* AIM
Give, as a bare number, the count of lines that contain the word "grid".

* SUPPLIED MATERIAL
☆ ☆ ☆ ☆
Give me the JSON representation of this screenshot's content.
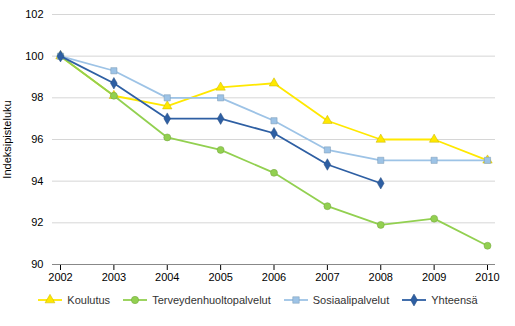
{
  "chart_data": {
    "type": "line",
    "x": [
      2002,
      2003,
      2004,
      2005,
      2006,
      2007,
      2008,
      2009,
      2010
    ],
    "xlim": [
      2002,
      2010
    ],
    "xticks": [
      2002,
      2003,
      2004,
      2005,
      2006,
      2007,
      2008,
      2009,
      2010
    ],
    "ylabel": "Indeksipisteluku",
    "ylim": [
      90,
      102
    ],
    "yticks": [
      90,
      92,
      94,
      96,
      98,
      100,
      102
    ],
    "grid": true,
    "legend": "bottom",
    "series": [
      {
        "name": "Koulutus",
        "color": "#FFE800",
        "marker": "triangle",
        "values": [
          100.0,
          98.1,
          97.6,
          98.5,
          98.7,
          96.9,
          96.0,
          96.0,
          95.0
        ]
      },
      {
        "name": "Terveydenhuoltopalvelut",
        "color": "#92D050",
        "marker": "circle",
        "values": [
          100.0,
          98.1,
          96.1,
          95.5,
          94.4,
          92.8,
          91.9,
          92.2,
          90.9
        ]
      },
      {
        "name": "Sosiaalipalvelut",
        "color": "#9DC3E6",
        "marker": "square",
        "values": [
          100.0,
          99.3,
          98.0,
          98.0,
          96.9,
          95.5,
          95.0,
          95.0,
          95.0
        ]
      },
      {
        "name": "Yhteensä",
        "color": "#2E5FA3",
        "marker": "diamond",
        "values": [
          100.0,
          98.7,
          97.0,
          97.0,
          96.3,
          94.8,
          93.9,
          null,
          null
        ]
      }
    ]
  }
}
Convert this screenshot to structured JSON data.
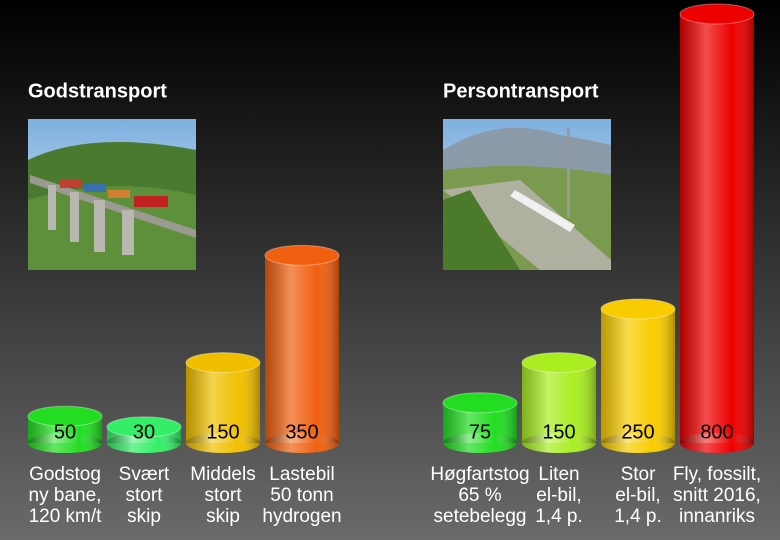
{
  "chart_data": [
    {
      "type": "bar",
      "title": "Godstransport",
      "categories": [
        [
          "Godstog",
          "ny bane,",
          "120 km/t"
        ],
        [
          "Svært",
          "stort",
          "skip"
        ],
        [
          "Middels",
          "stort",
          "skip"
        ],
        [
          "Lastebil",
          "50 tonn",
          "hydrogen"
        ]
      ],
      "values": [
        50,
        30,
        150,
        350
      ],
      "colors": [
        "#22dd22",
        "#33ee66",
        "#f0c000",
        "#f06010"
      ]
    },
    {
      "type": "bar",
      "title": "Persontransport",
      "categories": [
        [
          "Høgfartstog",
          "65 %",
          "setebelegg"
        ],
        [
          "Liten",
          "el-bil,",
          "1,4 p."
        ],
        [
          "Stor",
          "el-bil,",
          "1,4 p."
        ],
        [
          "Fly, fossilt,",
          "snitt 2016,",
          "innanriks"
        ]
      ],
      "values": [
        75,
        150,
        250,
        800
      ],
      "colors": [
        "#22dd22",
        "#aaee22",
        "#f8cc00",
        "#ee0000"
      ]
    }
  ]
}
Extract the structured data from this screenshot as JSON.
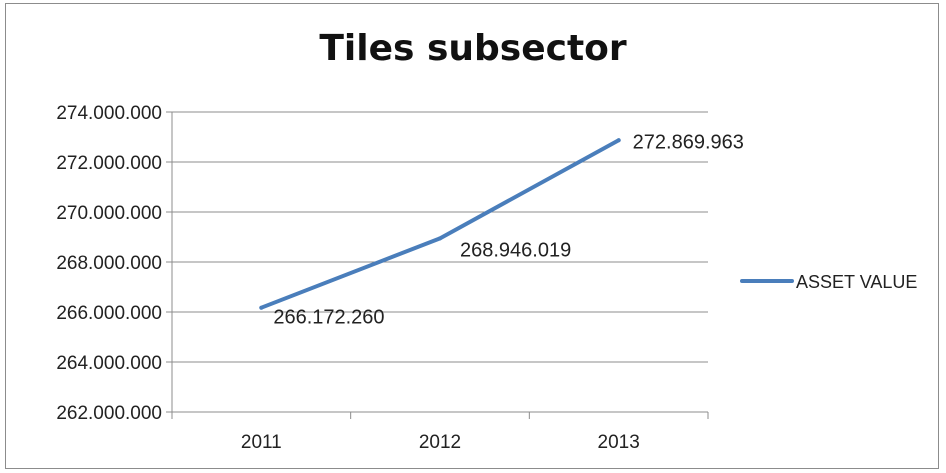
{
  "chart_data": {
    "type": "line",
    "title": "Tiles subsector",
    "xlabel": "",
    "ylabel": "",
    "categories": [
      "2011",
      "2012",
      "2013"
    ],
    "series": [
      {
        "name": "ASSET VALUE",
        "values": [
          266172260,
          268946019,
          272869963
        ],
        "labels": [
          "266.172.260",
          "268.946.019",
          "272.869.963"
        ],
        "color": "#4a7ebb"
      }
    ],
    "ylim": [
      262000000,
      274000000
    ],
    "yticks": [
      262000000,
      264000000,
      266000000,
      268000000,
      270000000,
      272000000,
      274000000
    ],
    "ytick_labels": [
      "262.000.000",
      "264.000.000",
      "266.000.000",
      "268.000.000",
      "270.000.000",
      "272.000.000",
      "274.000.000"
    ],
    "grid": true,
    "legend_position": "right",
    "colors": {
      "grid": "#8c8c8c",
      "axis": "#8c8c8c",
      "line": "#4a7ebb"
    }
  }
}
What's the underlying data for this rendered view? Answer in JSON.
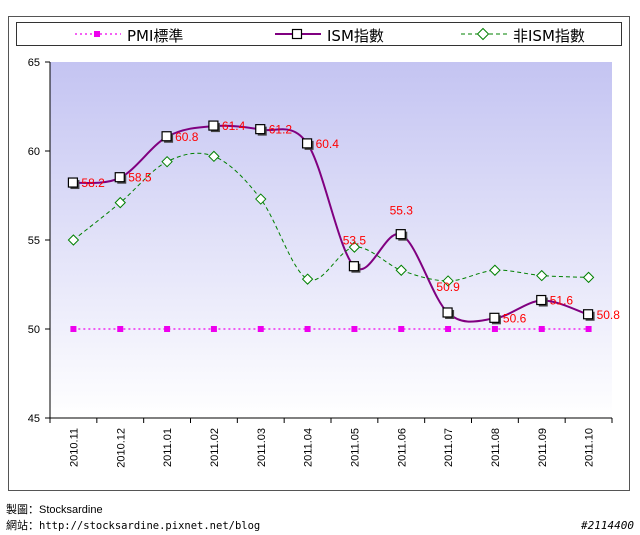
{
  "chart_data": {
    "type": "line",
    "title": "",
    "xlabel": "",
    "ylabel": "",
    "ylim": [
      45,
      65
    ],
    "yticks": [
      45,
      50,
      55,
      60,
      65
    ],
    "categories": [
      "2010.11",
      "2010.12",
      "2011.01",
      "2011.02",
      "2011.03",
      "2011.04",
      "2011.05",
      "2011.06",
      "2011.07",
      "2011.08",
      "2011.09",
      "2011.10"
    ],
    "legend_position": "top",
    "series": [
      {
        "name": "PMI標準",
        "values": [
          50,
          50,
          50,
          50,
          50,
          50,
          50,
          50,
          50,
          50,
          50,
          50
        ],
        "color": "#ee00ee",
        "style": "dotted",
        "marker": "square-filled"
      },
      {
        "name": "ISM指數",
        "values": [
          58.2,
          58.5,
          60.8,
          61.4,
          61.2,
          60.4,
          53.5,
          55.3,
          50.9,
          50.6,
          51.6,
          50.8
        ],
        "labels": [
          "58.2",
          "58.5",
          "60.8",
          "61.4",
          "61.2",
          "60.4",
          "53.5",
          "55.3",
          "50.9",
          "50.6",
          "51.6",
          "50.8"
        ],
        "color": "#800080",
        "style": "solid",
        "marker": "square-open"
      },
      {
        "name": "非ISM指數",
        "values": [
          55.0,
          57.1,
          59.4,
          59.7,
          57.3,
          52.8,
          54.6,
          53.3,
          52.7,
          53.3,
          53.0,
          52.9
        ],
        "color": "#008000",
        "style": "dashed",
        "marker": "diamond-open"
      }
    ],
    "label_color": "#ff0000",
    "plot_background_top": "#c4c4f2",
    "plot_background_bottom": "#ffffff"
  },
  "credits": {
    "maker_label": "製圖：",
    "maker_value": "Stocksardine",
    "site_label": "網站：",
    "site_value": "http://stocksardine.pixnet.net/blog"
  },
  "image_id": "#2114400"
}
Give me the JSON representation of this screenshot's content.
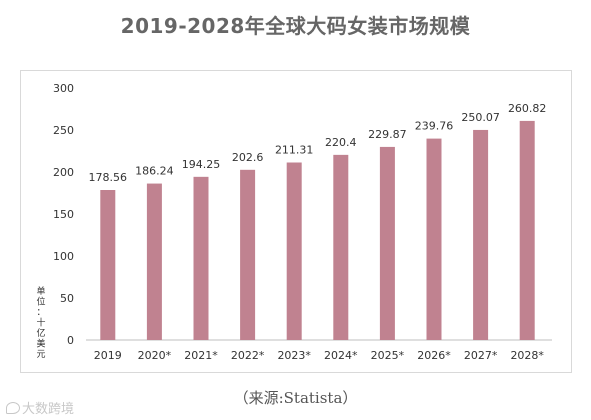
{
  "title": "2019-2028年全球大码女装市场规模",
  "source": "（来源:Statista）",
  "watermark": {
    "text": "大数跨境",
    "icon": "chat-bubble-icon"
  },
  "colors": {
    "bar": "#c08290",
    "axis": "#bfbfbf",
    "text": "#333333"
  },
  "chart_data": {
    "type": "bar",
    "title": "2019-2028年全球大码女装市场规模",
    "ylabel": "单位：十亿美元",
    "xlabel": "",
    "categories": [
      "2019",
      "2020*",
      "2021*",
      "2022*",
      "2023*",
      "2024*",
      "2025*",
      "2026*",
      "2027*",
      "2028*"
    ],
    "values": [
      178.56,
      186.24,
      194.25,
      202.6,
      211.31,
      220.4,
      229.87,
      239.76,
      250.07,
      260.82
    ],
    "value_labels": [
      "178.56",
      "186.24",
      "194.25",
      "202.6",
      "211.31",
      "220.4",
      "229.87",
      "239.76",
      "250.07",
      "260.82"
    ],
    "ylim": [
      0,
      300
    ],
    "yticks": [
      0,
      50,
      100,
      150,
      200,
      250,
      300
    ],
    "grid": false,
    "legend": "none"
  }
}
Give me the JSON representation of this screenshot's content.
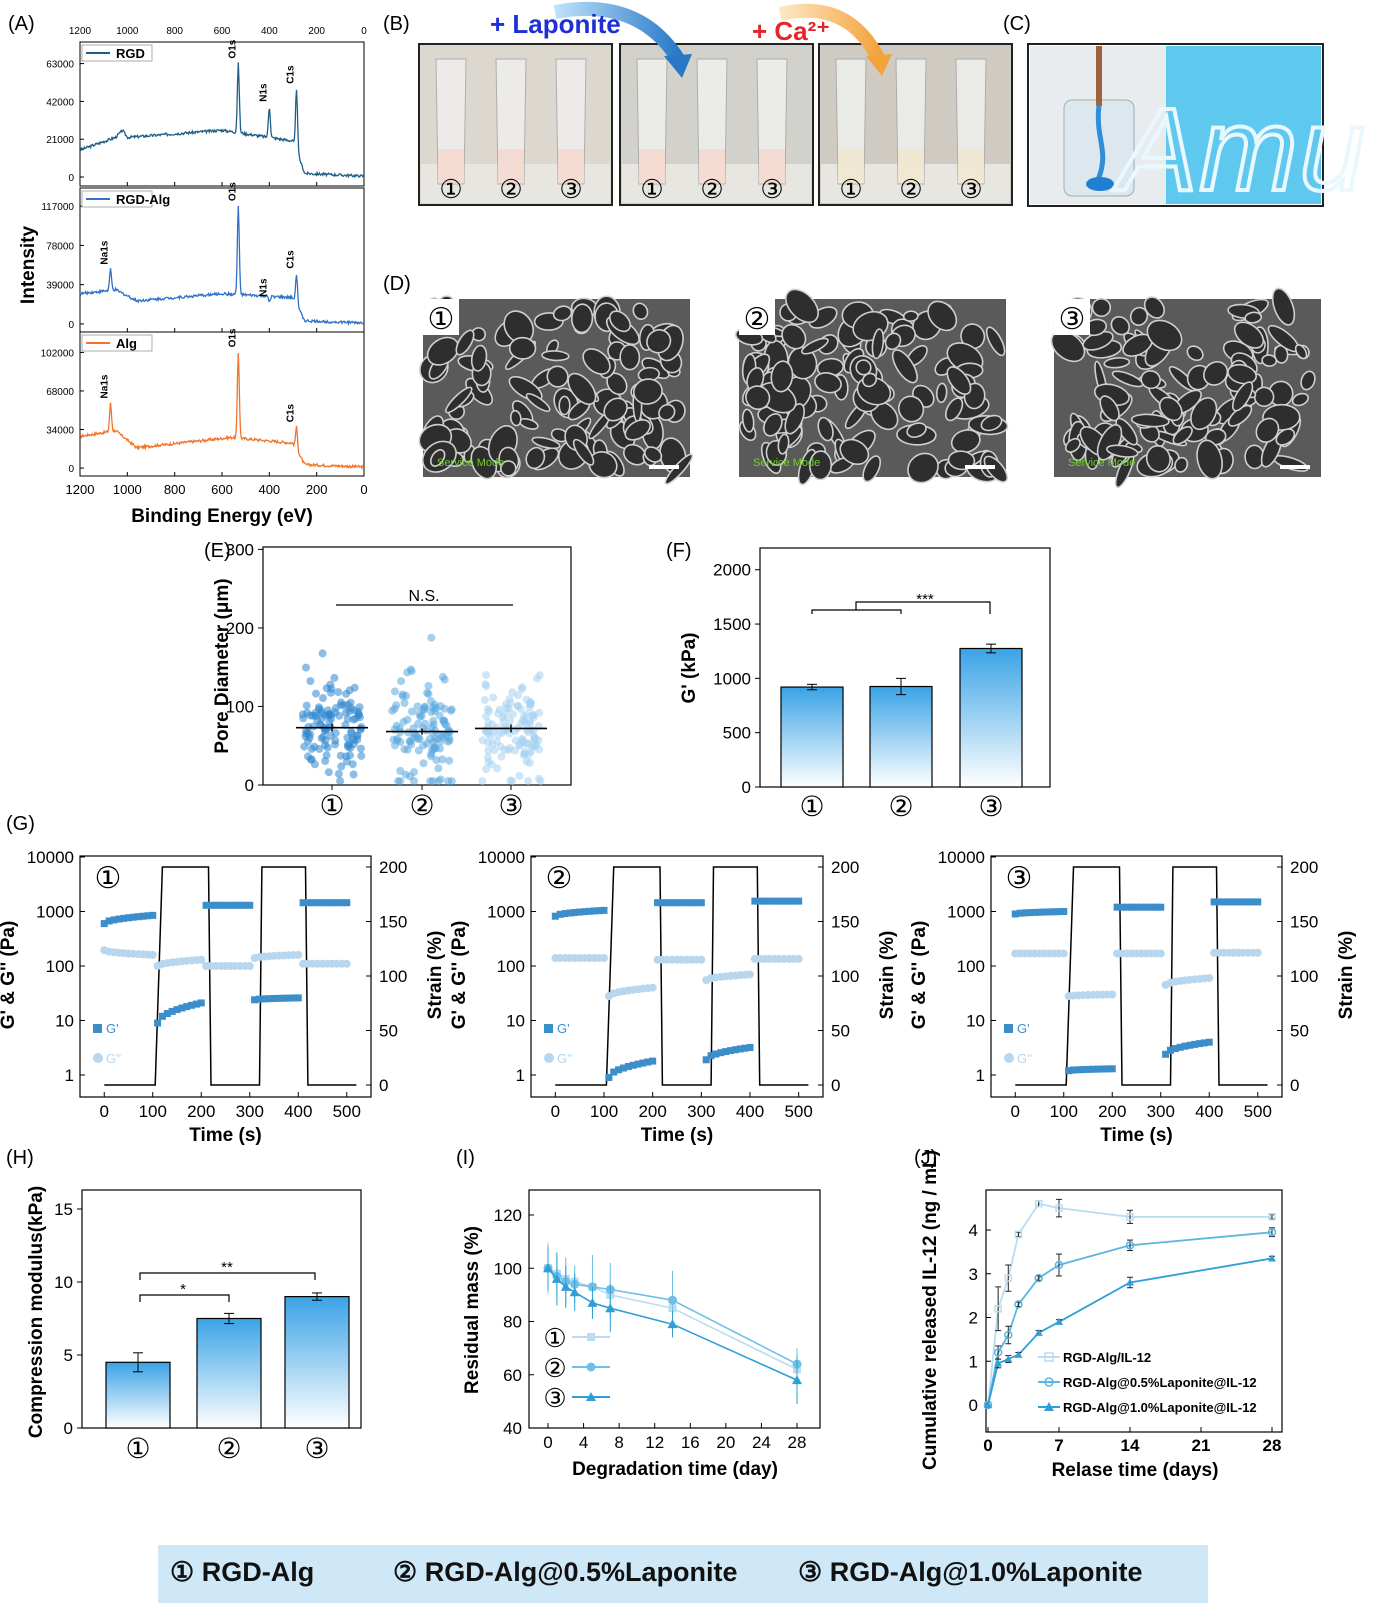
{
  "panel_letters": [
    "(A)",
    "(B)",
    "(C)",
    "(D)",
    "(E)",
    "(F)",
    "(G)",
    "(H)",
    "(I)",
    "(J)"
  ],
  "circled": [
    "①",
    "②",
    "③"
  ],
  "legend_bar": [
    "① RGD-Alg",
    "② RGD-Alg@0.5%Laponite",
    "③ RGD-Alg@1.0%Laponite"
  ],
  "panel_B": {
    "arrow1": "+ Laponite",
    "arrow2": "+ Ca²⁺"
  },
  "panel_C": {
    "letters": "Amu"
  },
  "panel_D": {
    "watermark": "Service Mode"
  },
  "chart_data": [
    {
      "panel": "A",
      "type": "line",
      "xlabel": "Binding Energy (eV)",
      "ylabel": "Intensity",
      "xlim": [
        1200,
        0
      ],
      "xticks": [
        1200,
        1000,
        800,
        600,
        400,
        200,
        0
      ],
      "subplots": [
        {
          "name": "RGD",
          "color": "#1f5f86",
          "yticks": [
            0,
            21000,
            42000,
            63000
          ],
          "ylim": [
            -5000,
            75000
          ],
          "peaks": [
            {
              "label": "O1s",
              "x": 531,
              "y": 63000
            },
            {
              "label": "N1s",
              "x": 400,
              "y": 39000
            },
            {
              "label": "C1s",
              "x": 285,
              "y": 49000
            }
          ],
          "baseline": [
            [
              1200,
              15000
            ],
            [
              1050,
              22000
            ],
            [
              1020,
              26000
            ],
            [
              1000,
              22000
            ],
            [
              600,
              26000
            ],
            [
              300,
              20000
            ],
            [
              250,
              2000
            ],
            [
              0,
              500
            ]
          ]
        },
        {
          "name": "RGD-Alg",
          "color": "#2f72c8",
          "yticks": [
            0,
            39000,
            78000,
            117000
          ],
          "ylim": [
            -8000,
            135000
          ],
          "peaks": [
            {
              "label": "Na1s",
              "x": 1071,
              "y": 54000
            },
            {
              "label": "O1s",
              "x": 531,
              "y": 117000
            },
            {
              "label": "N1s",
              "x": 400,
              "y": 22000
            },
            {
              "label": "C1s",
              "x": 285,
              "y": 50000
            }
          ],
          "baseline": [
            [
              1200,
              30000
            ],
            [
              1050,
              34000
            ],
            [
              960,
              23000
            ],
            [
              600,
              30000
            ],
            [
              300,
              26000
            ],
            [
              250,
              3000
            ],
            [
              0,
              1000
            ]
          ]
        },
        {
          "name": "Alg",
          "color": "#f0752a",
          "yticks": [
            0,
            34000,
            68000,
            102000
          ],
          "ylim": [
            -7000,
            120000
          ],
          "peaks": [
            {
              "label": "Na1s",
              "x": 1071,
              "y": 57000
            },
            {
              "label": "O1s",
              "x": 531,
              "y": 102000
            },
            {
              "label": "C1s",
              "x": 285,
              "y": 36000
            }
          ],
          "baseline": [
            [
              1200,
              28000
            ],
            [
              1050,
              33000
            ],
            [
              960,
              18000
            ],
            [
              560,
              27000
            ],
            [
              300,
              22000
            ],
            [
              250,
              3000
            ],
            [
              0,
              1000
            ]
          ]
        }
      ]
    },
    {
      "panel": "E",
      "type": "scatter",
      "ylabel": "Pore Diameter (μm)",
      "ylim": [
        0,
        300
      ],
      "yticks": [
        0,
        100,
        200,
        300
      ],
      "categories": [
        "①",
        "②",
        "③"
      ],
      "means": [
        73,
        68,
        72
      ],
      "sem": [
        5,
        4,
        5
      ],
      "annotation": "N.S."
    },
    {
      "panel": "F",
      "type": "bar",
      "ylabel": "G' (kPa)",
      "ylim": [
        0,
        2000
      ],
      "yticks": [
        0,
        500,
        1000,
        1500,
        2000
      ],
      "categories": [
        "①",
        "②",
        "③"
      ],
      "values": [
        920,
        925,
        1275
      ],
      "errors": [
        25,
        75,
        40
      ],
      "annotation": "***"
    },
    {
      "panel": "G",
      "type": "line",
      "xlabel": "Time (s)",
      "ylabel_left": "G' & G'' (Pa)",
      "ylabel_right": "Strain (%)",
      "xticks": [
        0,
        100,
        200,
        300,
        400,
        500
      ],
      "yticks_left": [
        1,
        10,
        100,
        1000,
        10000
      ],
      "yticks_right": [
        0,
        50,
        100,
        150,
        200
      ],
      "legend": [
        "G'",
        "G''"
      ],
      "subplots": [
        {
          "name": "①",
          "G1": [
            600,
            850
          ],
          "G2": [
            195,
            160
          ],
          "G3": [
            9,
            21
          ],
          "G4": [
            1300,
            1300
          ],
          "G5": [
            24,
            26
          ],
          "G6": [
            1450,
            1450
          ],
          "Gd1": [
            100,
            130
          ],
          "Gd2": [
            100,
            100
          ],
          "Gd3": [
            140,
            160
          ],
          "Gd4": [
            110,
            110
          ]
        },
        {
          "name": "②",
          "G1": [
            820,
            1050
          ],
          "G2": [
            140,
            140
          ],
          "G3": [
            0.9,
            1.8
          ],
          "G4": [
            1450,
            1450
          ],
          "G5": [
            1.9,
            3.2
          ],
          "G6": [
            1550,
            1550
          ],
          "Gd1": [
            28,
            40
          ],
          "Gd2": [
            130,
            130
          ],
          "Gd3": [
            55,
            70
          ],
          "Gd4": [
            135,
            135
          ]
        },
        {
          "name": "③",
          "G1": [
            900,
            1000
          ],
          "G2": [
            170,
            170
          ],
          "G3": [
            1.2,
            1.3
          ],
          "G4": [
            1200,
            1200
          ],
          "G5": [
            2.4,
            4
          ],
          "G6": [
            1500,
            1500
          ],
          "Gd1": [
            28,
            30
          ],
          "Gd2": [
            170,
            170
          ],
          "Gd3": [
            45,
            60
          ],
          "Gd4": [
            175,
            175
          ]
        }
      ]
    },
    {
      "panel": "H",
      "type": "bar",
      "ylabel": "Compression modulus(kPa)",
      "ylim": [
        0,
        15
      ],
      "yticks": [
        0,
        5,
        10,
        15
      ],
      "categories": [
        "①",
        "②",
        "③"
      ],
      "values": [
        4.5,
        7.5,
        9.0
      ],
      "errors": [
        0.65,
        0.35,
        0.25
      ],
      "annotations": [
        "*",
        "**"
      ]
    },
    {
      "panel": "I",
      "type": "line",
      "xlabel": "Degradation time (day)",
      "ylabel": "Residual mass (%)",
      "xlim": [
        0,
        28
      ],
      "ylim": [
        40,
        120
      ],
      "xticks": [
        0,
        4,
        8,
        12,
        16,
        20,
        24,
        28
      ],
      "yticks": [
        40,
        60,
        80,
        100,
        120
      ],
      "series": [
        {
          "name": "①",
          "x": [
            0,
            1,
            2,
            3,
            5,
            7,
            14,
            28
          ],
          "y": [
            100,
            98,
            96,
            95,
            93,
            90,
            85,
            62
          ],
          "err": [
            10,
            7,
            8,
            6,
            8,
            9,
            6,
            5
          ]
        },
        {
          "name": "②",
          "x": [
            0,
            1,
            2,
            3,
            5,
            7,
            14,
            28
          ],
          "y": [
            100,
            97,
            95,
            94,
            93,
            92,
            88,
            64
          ],
          "err": [
            9,
            8,
            9,
            7,
            12,
            10,
            11,
            6
          ]
        },
        {
          "name": "③",
          "x": [
            0,
            1,
            2,
            3,
            5,
            7,
            14,
            28
          ],
          "y": [
            100,
            96,
            93,
            91,
            87,
            85,
            79,
            58
          ],
          "err": [
            8,
            10,
            8,
            7,
            6,
            9,
            5,
            9
          ]
        }
      ]
    },
    {
      "panel": "J",
      "type": "line",
      "xlabel": "Relase time (days)",
      "ylabel": "Cumulative released IL-12 (ng / mL)",
      "xlim": [
        0,
        28
      ],
      "ylim": [
        -0.3,
        5.0
      ],
      "xticks": [
        0,
        7,
        14,
        21,
        28
      ],
      "yticks": [
        0,
        1,
        2,
        3,
        4
      ],
      "series": [
        {
          "name": "RGD-Alg/IL-12",
          "x": [
            0,
            1,
            2,
            3,
            5,
            7,
            14,
            28
          ],
          "y": [
            0,
            2.2,
            2.9,
            3.9,
            4.6,
            4.5,
            4.3,
            4.3
          ],
          "err": [
            0,
            0.5,
            0.3,
            0.05,
            0.07,
            0.2,
            0.15,
            0.05
          ]
        },
        {
          "name": "RGD-Alg@0.5%Laponite@IL-12",
          "x": [
            0,
            1,
            2,
            3,
            5,
            7,
            14,
            28
          ],
          "y": [
            0,
            1.2,
            1.6,
            2.3,
            2.9,
            3.2,
            3.65,
            3.95
          ],
          "err": [
            0,
            0.15,
            0.2,
            0.05,
            0.05,
            0.25,
            0.12,
            0.1
          ]
        },
        {
          "name": "RGD-Alg@1.0%Laponite@IL-12",
          "x": [
            0,
            1,
            2,
            3,
            5,
            7,
            14,
            28
          ],
          "y": [
            0,
            0.95,
            1.05,
            1.15,
            1.65,
            1.9,
            2.8,
            3.35
          ],
          "err": [
            0,
            0.1,
            0.08,
            0.05,
            0.05,
            0.05,
            0.12,
            0.05
          ]
        }
      ]
    }
  ]
}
☆ ☆ ☆ ☆
* THE RESPONSE
4